## Working data
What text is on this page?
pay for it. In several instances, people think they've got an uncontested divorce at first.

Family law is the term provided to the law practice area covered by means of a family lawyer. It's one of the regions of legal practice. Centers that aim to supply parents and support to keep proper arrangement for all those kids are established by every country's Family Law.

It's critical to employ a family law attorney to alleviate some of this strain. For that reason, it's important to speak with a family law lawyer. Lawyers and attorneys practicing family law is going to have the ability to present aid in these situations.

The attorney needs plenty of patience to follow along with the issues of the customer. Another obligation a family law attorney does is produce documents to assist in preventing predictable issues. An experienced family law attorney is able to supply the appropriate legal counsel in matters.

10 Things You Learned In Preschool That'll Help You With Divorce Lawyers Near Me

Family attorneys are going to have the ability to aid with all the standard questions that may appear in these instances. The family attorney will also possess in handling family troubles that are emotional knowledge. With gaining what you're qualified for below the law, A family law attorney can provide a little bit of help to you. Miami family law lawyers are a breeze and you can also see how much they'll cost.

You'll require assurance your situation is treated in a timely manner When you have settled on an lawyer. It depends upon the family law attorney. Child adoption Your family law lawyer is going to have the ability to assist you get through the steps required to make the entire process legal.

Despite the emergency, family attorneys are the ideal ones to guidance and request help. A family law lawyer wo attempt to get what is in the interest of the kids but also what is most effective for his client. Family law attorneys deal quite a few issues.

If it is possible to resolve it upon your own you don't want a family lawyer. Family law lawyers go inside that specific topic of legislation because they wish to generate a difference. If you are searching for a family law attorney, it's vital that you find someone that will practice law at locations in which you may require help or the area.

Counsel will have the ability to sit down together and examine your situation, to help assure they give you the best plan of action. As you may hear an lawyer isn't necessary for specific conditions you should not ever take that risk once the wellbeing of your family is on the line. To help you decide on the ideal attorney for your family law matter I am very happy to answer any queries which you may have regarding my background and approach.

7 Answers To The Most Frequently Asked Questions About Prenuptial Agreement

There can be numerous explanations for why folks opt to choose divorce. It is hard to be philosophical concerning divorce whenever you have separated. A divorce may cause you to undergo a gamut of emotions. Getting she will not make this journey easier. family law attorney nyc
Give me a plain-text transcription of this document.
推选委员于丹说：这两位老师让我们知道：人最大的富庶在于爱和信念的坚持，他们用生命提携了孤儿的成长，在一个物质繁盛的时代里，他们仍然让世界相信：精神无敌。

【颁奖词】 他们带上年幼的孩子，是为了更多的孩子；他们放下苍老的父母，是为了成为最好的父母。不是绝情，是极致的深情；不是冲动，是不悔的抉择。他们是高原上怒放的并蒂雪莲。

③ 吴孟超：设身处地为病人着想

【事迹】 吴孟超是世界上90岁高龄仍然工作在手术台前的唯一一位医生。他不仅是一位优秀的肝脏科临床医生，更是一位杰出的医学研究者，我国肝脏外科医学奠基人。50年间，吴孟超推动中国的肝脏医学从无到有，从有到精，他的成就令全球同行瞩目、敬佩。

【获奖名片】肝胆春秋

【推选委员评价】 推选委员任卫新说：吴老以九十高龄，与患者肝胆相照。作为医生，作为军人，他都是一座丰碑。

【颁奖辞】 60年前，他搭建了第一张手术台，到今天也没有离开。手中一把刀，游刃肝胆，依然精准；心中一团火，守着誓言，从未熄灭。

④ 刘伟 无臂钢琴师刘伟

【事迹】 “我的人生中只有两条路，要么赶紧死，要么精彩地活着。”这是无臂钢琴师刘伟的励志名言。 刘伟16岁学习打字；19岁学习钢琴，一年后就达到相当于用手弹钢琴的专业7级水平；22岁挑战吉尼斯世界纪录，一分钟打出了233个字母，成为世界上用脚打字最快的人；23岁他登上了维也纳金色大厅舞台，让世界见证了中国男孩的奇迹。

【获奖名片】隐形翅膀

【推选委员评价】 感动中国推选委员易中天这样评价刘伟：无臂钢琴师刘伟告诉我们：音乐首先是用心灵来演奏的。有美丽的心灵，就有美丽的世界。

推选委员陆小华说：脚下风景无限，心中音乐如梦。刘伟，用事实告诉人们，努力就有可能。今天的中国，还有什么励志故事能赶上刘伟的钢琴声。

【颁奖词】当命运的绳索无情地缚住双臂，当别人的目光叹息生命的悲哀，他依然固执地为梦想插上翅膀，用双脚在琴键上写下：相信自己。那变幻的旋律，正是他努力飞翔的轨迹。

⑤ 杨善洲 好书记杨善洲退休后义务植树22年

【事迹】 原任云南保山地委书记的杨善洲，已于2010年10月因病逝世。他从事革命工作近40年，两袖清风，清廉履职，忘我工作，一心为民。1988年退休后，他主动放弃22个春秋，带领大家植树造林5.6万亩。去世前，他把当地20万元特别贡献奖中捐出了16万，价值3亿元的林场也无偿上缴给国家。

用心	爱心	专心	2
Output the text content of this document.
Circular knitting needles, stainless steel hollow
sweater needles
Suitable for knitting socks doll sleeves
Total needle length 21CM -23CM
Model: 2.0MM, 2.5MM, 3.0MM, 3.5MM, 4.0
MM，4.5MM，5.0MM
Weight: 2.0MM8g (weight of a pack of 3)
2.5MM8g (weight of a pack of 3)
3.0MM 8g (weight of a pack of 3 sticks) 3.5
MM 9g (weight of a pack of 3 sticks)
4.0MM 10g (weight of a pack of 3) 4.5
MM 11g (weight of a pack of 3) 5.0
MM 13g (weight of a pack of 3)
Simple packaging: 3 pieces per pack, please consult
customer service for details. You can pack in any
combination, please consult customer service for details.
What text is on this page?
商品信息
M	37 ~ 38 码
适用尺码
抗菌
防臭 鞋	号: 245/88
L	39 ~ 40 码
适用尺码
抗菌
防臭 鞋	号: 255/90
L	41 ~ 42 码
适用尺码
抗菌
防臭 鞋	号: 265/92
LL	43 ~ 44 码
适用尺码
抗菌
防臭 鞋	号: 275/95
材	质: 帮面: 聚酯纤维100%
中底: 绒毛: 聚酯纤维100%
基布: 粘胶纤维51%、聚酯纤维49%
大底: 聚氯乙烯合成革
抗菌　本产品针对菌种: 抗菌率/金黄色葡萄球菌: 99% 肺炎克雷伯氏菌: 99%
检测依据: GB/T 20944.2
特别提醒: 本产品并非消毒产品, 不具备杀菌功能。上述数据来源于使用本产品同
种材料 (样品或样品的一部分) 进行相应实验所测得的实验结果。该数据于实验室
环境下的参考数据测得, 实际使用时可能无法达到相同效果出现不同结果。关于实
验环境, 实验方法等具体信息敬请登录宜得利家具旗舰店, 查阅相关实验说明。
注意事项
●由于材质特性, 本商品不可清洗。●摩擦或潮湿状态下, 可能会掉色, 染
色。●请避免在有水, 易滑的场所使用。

## Requirements
In the material above, show every line where the word "推选委员评价" turns up.

## Task solution
【推选委员评价】 推选委员任卫新说：吴老以九十高龄，与患者肝胆相照。作为医生，作为军人，他都是一座丰碑。
【推选委员评价】 感动中国推选委员易中天这样评价刘伟：无臂钢琴师刘伟告诉我们：音乐首先是用心灵来演奏的。有美丽的心灵，就有美丽的世界。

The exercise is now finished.